For the data below, work out how many lines contain the word "JSON" and supply only that number.

╭─ PROVIDED ENTRIES

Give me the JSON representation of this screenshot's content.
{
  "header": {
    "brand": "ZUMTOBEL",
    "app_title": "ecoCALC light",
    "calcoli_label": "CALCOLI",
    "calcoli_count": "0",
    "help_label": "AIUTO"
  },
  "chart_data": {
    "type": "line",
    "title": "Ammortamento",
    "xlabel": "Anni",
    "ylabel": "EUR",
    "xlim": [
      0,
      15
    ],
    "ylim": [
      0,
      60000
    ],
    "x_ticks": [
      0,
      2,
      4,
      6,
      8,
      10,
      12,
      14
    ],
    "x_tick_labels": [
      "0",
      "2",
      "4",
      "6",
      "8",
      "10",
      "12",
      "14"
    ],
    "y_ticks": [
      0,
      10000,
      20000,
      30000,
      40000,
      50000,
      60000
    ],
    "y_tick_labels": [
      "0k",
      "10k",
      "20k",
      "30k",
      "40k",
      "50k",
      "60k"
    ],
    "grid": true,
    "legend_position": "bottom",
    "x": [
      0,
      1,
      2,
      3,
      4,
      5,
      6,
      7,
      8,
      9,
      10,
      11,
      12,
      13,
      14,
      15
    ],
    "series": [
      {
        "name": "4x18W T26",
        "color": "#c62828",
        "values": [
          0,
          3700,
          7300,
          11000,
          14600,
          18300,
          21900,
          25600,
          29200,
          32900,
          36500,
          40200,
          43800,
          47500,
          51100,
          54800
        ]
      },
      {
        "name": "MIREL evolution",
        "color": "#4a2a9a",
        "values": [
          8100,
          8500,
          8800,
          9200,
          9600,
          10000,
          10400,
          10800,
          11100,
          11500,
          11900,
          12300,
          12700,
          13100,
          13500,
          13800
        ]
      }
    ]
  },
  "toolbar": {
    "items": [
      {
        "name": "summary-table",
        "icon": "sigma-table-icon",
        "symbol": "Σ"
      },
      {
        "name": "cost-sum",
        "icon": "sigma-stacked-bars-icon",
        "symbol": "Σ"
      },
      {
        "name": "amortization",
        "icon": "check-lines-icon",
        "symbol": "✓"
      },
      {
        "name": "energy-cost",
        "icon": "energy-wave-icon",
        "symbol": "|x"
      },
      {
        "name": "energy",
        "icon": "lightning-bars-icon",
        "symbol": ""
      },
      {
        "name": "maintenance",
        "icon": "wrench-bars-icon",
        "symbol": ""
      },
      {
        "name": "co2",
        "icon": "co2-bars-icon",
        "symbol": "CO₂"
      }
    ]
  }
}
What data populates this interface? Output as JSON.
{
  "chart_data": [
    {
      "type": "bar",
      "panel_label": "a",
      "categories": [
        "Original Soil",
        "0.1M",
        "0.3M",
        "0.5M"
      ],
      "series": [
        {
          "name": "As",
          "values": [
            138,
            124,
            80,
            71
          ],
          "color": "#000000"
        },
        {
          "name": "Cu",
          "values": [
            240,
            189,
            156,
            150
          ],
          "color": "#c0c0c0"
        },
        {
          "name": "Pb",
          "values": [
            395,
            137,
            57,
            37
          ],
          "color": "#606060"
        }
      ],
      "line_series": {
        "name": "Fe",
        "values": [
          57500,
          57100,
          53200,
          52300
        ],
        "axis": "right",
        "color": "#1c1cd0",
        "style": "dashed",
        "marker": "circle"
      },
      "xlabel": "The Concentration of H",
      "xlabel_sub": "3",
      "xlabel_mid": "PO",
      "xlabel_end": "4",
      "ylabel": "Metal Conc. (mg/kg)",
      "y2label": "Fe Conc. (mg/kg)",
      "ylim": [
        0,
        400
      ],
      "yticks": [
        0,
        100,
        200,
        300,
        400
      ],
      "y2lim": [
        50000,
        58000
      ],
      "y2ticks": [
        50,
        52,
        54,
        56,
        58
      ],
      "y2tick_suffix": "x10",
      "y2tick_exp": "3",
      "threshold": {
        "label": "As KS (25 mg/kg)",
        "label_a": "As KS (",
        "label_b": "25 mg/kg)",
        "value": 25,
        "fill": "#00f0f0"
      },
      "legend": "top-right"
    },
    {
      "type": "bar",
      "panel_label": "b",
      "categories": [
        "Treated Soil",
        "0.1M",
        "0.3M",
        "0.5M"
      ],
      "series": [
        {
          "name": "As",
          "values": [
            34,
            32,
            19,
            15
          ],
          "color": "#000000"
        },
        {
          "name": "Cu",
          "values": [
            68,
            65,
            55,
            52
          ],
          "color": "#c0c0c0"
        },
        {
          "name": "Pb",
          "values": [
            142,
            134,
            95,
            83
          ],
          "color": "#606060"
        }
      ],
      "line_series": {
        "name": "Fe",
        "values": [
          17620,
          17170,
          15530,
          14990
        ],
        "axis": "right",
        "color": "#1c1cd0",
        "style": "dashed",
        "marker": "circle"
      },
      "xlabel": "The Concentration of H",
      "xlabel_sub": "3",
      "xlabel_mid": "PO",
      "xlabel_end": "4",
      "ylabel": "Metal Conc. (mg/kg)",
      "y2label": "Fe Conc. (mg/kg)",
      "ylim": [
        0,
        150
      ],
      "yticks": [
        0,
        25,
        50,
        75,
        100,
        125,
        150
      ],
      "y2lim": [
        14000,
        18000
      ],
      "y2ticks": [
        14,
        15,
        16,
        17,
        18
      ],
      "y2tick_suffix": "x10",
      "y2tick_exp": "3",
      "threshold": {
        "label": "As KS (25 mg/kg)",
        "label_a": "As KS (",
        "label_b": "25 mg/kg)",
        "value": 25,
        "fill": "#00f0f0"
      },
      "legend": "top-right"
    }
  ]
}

╰─

OUTPUT OF THE TASK ▸ 2